▶ _Given instruction_
Arrange the lines below as a Markdown table with the columns "Row" and "Line," numbering each row and omitting any blank lines. Leave the pictures out of the table.

Raw records:
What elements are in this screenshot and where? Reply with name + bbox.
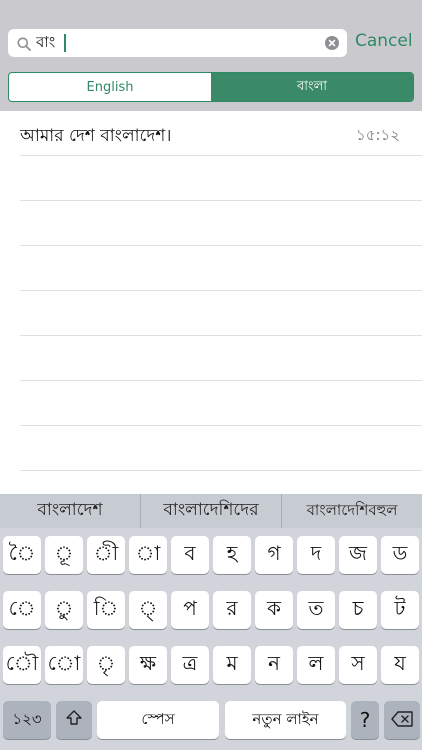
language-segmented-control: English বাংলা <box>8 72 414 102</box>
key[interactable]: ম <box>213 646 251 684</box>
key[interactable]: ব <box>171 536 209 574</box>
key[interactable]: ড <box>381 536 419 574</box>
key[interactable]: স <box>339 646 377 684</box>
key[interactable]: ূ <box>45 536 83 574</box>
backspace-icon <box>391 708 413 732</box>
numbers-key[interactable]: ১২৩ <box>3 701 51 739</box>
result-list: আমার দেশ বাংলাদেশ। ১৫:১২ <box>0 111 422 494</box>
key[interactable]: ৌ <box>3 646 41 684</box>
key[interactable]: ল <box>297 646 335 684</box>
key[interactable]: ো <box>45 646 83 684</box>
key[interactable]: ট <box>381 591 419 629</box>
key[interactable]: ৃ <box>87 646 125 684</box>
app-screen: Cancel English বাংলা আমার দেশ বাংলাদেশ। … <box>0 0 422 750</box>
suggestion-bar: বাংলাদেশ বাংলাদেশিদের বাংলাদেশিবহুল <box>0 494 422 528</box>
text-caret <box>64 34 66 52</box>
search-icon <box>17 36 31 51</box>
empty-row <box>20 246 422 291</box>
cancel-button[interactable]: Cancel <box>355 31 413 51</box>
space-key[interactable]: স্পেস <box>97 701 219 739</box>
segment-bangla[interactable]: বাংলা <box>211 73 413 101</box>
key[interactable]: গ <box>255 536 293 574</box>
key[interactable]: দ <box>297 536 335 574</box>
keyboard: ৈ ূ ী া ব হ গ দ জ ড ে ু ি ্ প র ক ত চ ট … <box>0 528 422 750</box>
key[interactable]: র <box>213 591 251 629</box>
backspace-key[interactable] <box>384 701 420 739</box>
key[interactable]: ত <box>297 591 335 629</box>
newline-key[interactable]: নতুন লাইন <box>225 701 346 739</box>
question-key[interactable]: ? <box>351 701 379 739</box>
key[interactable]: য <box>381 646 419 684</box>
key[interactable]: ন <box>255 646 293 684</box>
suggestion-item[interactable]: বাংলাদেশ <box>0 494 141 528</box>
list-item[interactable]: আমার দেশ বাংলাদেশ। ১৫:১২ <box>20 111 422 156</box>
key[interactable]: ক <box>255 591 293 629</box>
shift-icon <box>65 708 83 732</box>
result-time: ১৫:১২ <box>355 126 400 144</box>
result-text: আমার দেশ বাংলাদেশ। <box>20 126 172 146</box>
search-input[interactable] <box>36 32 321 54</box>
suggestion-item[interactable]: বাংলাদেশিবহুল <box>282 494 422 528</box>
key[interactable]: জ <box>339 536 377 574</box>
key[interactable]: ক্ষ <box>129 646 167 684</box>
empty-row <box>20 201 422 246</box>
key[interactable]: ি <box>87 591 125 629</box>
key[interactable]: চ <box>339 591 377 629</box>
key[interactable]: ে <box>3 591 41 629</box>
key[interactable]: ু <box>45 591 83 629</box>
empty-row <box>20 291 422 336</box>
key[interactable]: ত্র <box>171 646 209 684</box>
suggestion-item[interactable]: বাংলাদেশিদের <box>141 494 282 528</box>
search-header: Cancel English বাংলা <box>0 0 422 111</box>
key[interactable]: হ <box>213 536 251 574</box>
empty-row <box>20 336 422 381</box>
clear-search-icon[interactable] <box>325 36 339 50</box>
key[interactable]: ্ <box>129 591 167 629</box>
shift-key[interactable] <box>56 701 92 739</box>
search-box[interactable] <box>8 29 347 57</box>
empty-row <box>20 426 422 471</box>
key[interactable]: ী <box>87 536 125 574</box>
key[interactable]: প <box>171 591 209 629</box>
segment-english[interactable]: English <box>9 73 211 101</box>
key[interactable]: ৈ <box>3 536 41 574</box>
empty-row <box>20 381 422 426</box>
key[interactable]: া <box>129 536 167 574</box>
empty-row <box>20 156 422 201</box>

▶ _Final result_
| Row | Line |
|---|---|
| 1 | What elements are in this screenshot and where? Reply with name + bbox. |
| 2 | language-segmented-control: English বাংলা <box>8 72 414 102</box> |
| 3 | key[interactable]: ম <box>213 646 251 684</box> |
| 4 | key[interactable]: ব <box>171 536 209 574</box> |
| 5 | key[interactable]: ড <box>381 536 419 574</box> |
| 6 | key[interactable]: স <box>339 646 377 684</box> |
| 7 | key[interactable]: ূ <box>45 536 83 574</box> |
| 8 | backspace-icon <box>391 708 413 732</box> |
| 9 | numbers-key[interactable]: ১২৩ <box>3 701 51 739</box> |
| 10 | result-list: আমার দেশ বাংলাদেশ। ১৫:১২ <box>0 111 422 494</box> |
| 11 | key[interactable]: ৌ <box>3 646 41 684</box> |
| 12 | key[interactable]: ল <box>297 646 335 684</box> |
| 13 | key[interactable]: ো <box>45 646 83 684</box> |
| 14 | key[interactable]: ট <box>381 591 419 629</box> |
| 15 | key[interactable]: ৃ <box>87 646 125 684</box> |
| 16 | app-screen: Cancel English বাংলা আমার দেশ বাংলাদেশ। … <box>0 0 422 750</box> |
| 17 | suggestion-bar: বাংলাদেশ বাংলাদেশিদের বাংলাদেশিবহুল <box>0 494 422 528</box> |
| 18 | text-caret <box>64 34 66 52</box> |
| 19 | search-icon <box>17 36 31 51</box> |
| 20 | empty-row <box>20 246 422 291</box> |
| 21 | cancel-button[interactable]: Cancel <box>355 31 413 51</box> |
| 22 | space-key[interactable]: স্পেস <box>97 701 219 739</box> |
| 23 | segment-bangla[interactable]: বাংলা <box>211 73 413 101</box> |
| 24 | key[interactable]: গ <box>255 536 293 574</box> |
| 25 | key[interactable]: দ <box>297 536 335 574</box> |
| 26 | keyboard: ৈ ূ ী া ব হ গ দ জ ড ে ু ি ্ প র ক ত চ ট … <box>0 528 422 750</box> |
| 27 | key[interactable]: র <box>213 591 251 629</box> |
| 28 | backspace-key[interactable] <box>384 701 420 739</box> |
| 29 | key[interactable]: ত <box>297 591 335 629</box> |
| 30 | newline-key[interactable]: নতুন লাইন <box>225 701 346 739</box> |
| 31 | question-key[interactable]: ? <box>351 701 379 739</box> |
| 32 | key[interactable]: য <box>381 646 419 684</box> |
| 33 | key[interactable]: ন <box>255 646 293 684</box> |
| 34 | suggestion-item[interactable]: বাংলাদেশ <box>0 494 141 528</box> |
| 35 | list-item[interactable]: আমার দেশ বাংলাদেশ। ১৫:১২ <box>20 111 422 156</box> |
| 36 | key[interactable]: ক <box>255 591 293 629</box> |
| 37 | shift-icon <box>65 708 83 732</box> |
| 38 | result-time: ১৫:১২ <box>355 126 400 144</box> |
| 39 | result-text: আমার দেশ বাংলাদেশ। <box>20 126 172 146</box> |
| 40 | search-input[interactable] <box>36 32 321 54</box> |
| 41 | suggestion-item[interactable]: বাংলাদেশিবহুল <box>282 494 422 528</box> |
| 42 | key[interactable]: জ <box>339 536 377 574</box> |
| 43 | key[interactable]: ক্ষ <box>129 646 167 684</box> |
| 44 | empty-row <box>20 201 422 246</box> |
| 45 | key[interactable]: ি <box>87 591 125 629</box> |
| 46 | key[interactable]: চ <box>339 591 377 629</box> |
| 47 | key[interactable]: ে <box>3 591 41 629</box> |
| 48 | key[interactable]: ু <box>45 591 83 629</box> |
| 49 | empty-row <box>20 291 422 336</box> |
| 50 | key[interactable]: ত্র <box>171 646 209 684</box> |
| 51 | suggestion-item[interactable]: বাংলাদেশিদের <box>141 494 282 528</box> |
| 52 | search-header: Cancel English বাংলা <box>0 0 422 111</box> |
| 53 | key[interactable]: হ <box>213 536 251 574</box> |
| 54 | empty-row <box>20 336 422 381</box> |
| 55 | clear-search-icon[interactable] <box>325 36 339 50</box> |
| 56 | key[interactable]: ্ <box>129 591 167 629</box> |
| 57 | shift-key[interactable] <box>56 701 92 739</box> |
| 58 | search-box[interactable] <box>8 29 347 57</box> |
| 59 | empty-row <box>20 426 422 471</box> |
| 60 | key[interactable]: ী <box>87 536 125 574</box> |
| 61 | key[interactable]: প <box>171 591 209 629</box> |
| 62 | segment-english[interactable]: English <box>9 73 211 101</box> |
| 63 | key[interactable]: ৈ <box>3 536 41 574</box> |
| 64 | empty-row <box>20 381 422 426</box> |
| 65 | key[interactable]: া <box>129 536 167 574</box> |
| 66 | empty-row <box>20 156 422 201</box> |